■ WHAT YOU NEED TO DO:
Copy out each line featuring the string "dome" from the entries beneath.

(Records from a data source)
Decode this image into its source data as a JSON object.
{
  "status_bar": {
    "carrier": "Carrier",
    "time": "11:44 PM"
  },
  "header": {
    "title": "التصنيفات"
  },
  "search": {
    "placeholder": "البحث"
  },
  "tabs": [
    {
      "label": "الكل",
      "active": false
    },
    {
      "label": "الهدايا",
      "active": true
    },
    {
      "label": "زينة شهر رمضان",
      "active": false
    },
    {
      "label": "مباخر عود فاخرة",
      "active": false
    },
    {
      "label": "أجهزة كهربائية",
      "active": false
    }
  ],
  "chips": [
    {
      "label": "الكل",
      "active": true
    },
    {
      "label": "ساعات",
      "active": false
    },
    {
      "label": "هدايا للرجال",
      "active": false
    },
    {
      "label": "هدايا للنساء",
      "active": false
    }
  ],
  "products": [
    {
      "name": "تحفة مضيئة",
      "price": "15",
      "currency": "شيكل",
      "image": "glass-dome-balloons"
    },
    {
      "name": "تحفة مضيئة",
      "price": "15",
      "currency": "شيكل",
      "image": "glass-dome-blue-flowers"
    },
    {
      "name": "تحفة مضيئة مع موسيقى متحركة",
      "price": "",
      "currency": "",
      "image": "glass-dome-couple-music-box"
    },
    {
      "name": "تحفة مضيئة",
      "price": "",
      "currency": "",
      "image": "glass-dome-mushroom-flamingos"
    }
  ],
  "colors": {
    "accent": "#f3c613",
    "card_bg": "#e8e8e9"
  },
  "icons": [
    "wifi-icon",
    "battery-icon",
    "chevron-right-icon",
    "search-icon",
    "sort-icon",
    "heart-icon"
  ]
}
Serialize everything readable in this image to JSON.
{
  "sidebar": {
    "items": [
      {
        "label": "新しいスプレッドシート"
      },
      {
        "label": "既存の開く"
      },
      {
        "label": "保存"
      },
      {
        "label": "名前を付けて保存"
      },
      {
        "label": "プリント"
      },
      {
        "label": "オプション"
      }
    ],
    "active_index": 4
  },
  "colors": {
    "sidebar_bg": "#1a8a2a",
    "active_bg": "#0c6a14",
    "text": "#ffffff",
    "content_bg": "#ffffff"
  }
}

■ FINISHED EXERCISE:
      "image": "glass-dome-balloons"
      "image": "glass-dome-blue-flowers"
      "image": "glass-dome-couple-music-box"
      "image": "glass-dome-mushroom-flamingos"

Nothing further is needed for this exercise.